Recast the lines of the records below, starting at the line containing "Decompose this screenshot" and ending at the line containing "y-tick-label: 5% (26, 165, 48, 182)", as a Markdown table with the columns No. and Text, one numbered row per line. Omit any pictures.

» **EXCERPTED DATA**:
[start]

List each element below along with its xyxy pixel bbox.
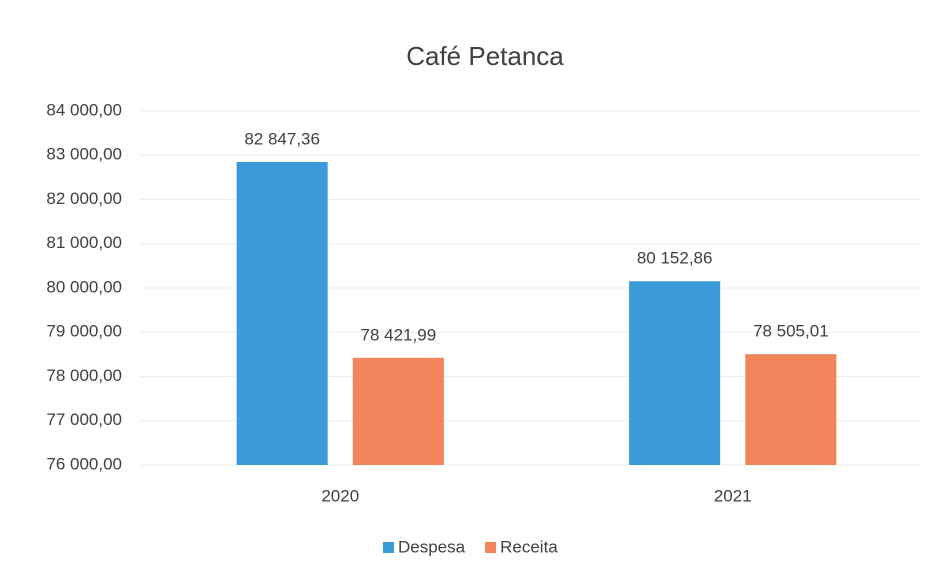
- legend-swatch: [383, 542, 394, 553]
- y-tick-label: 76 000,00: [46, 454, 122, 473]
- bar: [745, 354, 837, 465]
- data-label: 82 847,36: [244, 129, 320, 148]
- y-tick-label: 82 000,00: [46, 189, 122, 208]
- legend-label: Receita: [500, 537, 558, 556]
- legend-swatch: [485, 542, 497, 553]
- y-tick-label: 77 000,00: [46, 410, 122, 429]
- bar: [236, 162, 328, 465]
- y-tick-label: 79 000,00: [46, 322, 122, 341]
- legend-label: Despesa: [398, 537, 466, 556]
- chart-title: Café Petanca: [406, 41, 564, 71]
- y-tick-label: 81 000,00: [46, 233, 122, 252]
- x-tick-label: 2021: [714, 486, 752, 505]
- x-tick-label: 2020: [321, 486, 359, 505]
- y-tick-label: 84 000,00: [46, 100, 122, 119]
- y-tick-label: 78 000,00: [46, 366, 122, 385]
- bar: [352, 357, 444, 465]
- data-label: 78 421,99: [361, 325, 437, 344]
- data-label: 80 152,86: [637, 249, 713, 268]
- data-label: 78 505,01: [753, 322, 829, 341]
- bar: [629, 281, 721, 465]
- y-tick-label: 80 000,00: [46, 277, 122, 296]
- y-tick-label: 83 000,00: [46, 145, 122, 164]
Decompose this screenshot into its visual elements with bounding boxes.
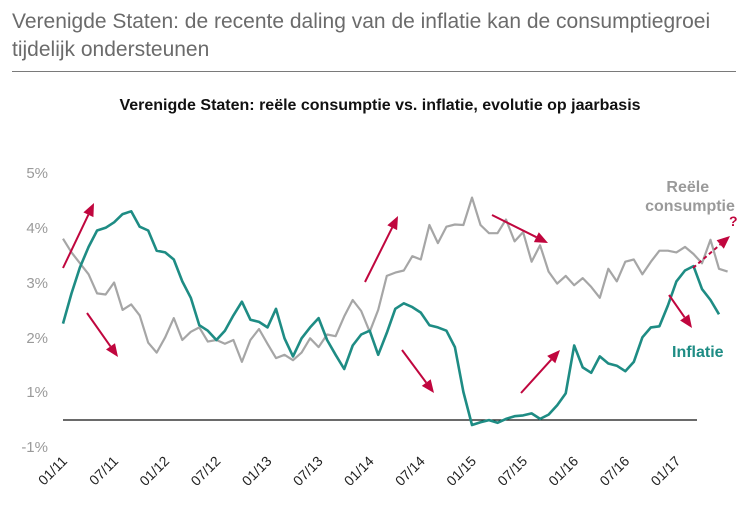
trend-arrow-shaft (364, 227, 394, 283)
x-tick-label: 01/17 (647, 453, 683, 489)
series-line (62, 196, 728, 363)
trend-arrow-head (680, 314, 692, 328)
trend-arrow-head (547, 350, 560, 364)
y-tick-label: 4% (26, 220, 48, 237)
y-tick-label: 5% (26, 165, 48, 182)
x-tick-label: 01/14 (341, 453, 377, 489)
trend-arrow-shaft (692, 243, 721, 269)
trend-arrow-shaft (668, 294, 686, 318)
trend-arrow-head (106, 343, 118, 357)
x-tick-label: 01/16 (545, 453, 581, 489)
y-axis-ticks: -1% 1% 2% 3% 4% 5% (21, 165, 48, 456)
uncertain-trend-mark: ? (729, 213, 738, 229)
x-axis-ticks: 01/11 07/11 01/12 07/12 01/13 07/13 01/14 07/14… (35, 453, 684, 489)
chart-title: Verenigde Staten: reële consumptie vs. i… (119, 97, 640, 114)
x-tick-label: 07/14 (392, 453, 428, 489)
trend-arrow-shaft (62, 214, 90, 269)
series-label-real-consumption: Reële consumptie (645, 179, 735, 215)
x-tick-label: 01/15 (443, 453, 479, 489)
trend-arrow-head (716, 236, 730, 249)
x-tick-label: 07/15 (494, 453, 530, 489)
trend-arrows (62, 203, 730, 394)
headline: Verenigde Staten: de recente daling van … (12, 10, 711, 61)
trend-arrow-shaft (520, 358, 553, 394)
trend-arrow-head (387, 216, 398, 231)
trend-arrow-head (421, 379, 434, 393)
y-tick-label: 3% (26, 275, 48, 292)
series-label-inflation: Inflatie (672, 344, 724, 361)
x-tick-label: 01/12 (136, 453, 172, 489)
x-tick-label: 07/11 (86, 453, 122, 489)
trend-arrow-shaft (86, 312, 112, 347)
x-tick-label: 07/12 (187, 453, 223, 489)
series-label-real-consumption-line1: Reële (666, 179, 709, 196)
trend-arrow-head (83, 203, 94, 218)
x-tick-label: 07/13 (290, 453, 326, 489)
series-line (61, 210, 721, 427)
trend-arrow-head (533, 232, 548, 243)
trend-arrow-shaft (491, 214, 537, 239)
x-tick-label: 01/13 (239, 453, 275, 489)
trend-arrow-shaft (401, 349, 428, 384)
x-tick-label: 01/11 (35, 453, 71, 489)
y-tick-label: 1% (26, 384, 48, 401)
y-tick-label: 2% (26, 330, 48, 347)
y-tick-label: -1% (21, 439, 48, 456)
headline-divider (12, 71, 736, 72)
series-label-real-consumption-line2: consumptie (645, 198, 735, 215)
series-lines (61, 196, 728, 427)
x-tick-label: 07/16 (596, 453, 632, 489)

[end]
[start]

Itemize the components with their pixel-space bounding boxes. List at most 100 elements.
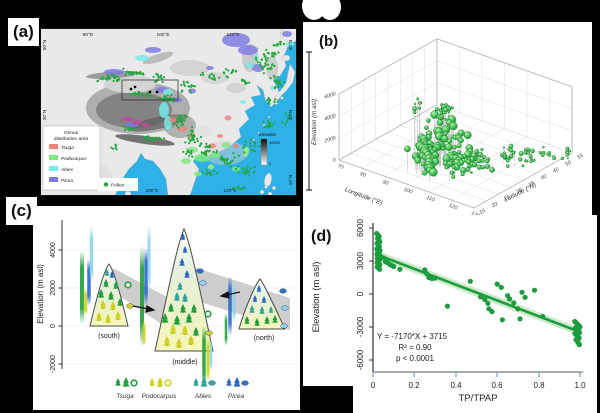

[end]
[start]

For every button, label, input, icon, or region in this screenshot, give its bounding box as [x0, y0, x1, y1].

[end]

» **ANSWER**:
| No. | Text |
|---|---|
| 1 | Decompose this screenshot into its visual elements with bounding boxes. |
| 2 | trend-arrow-shaft (364, 227, 394, 283) |
| 3 | x-tick-label: 01/17 (647, 453, 683, 489) |
| 4 | series-line (62, 196, 728, 363) |
| 5 | trend-arrow-head (680, 314, 692, 328) |
| 6 | trend-arrow-head (547, 350, 560, 364) |
| 7 | y-tick-label: 4% (26, 220, 48, 237) |
| 8 | y-tick-label: 5% (26, 165, 48, 182) |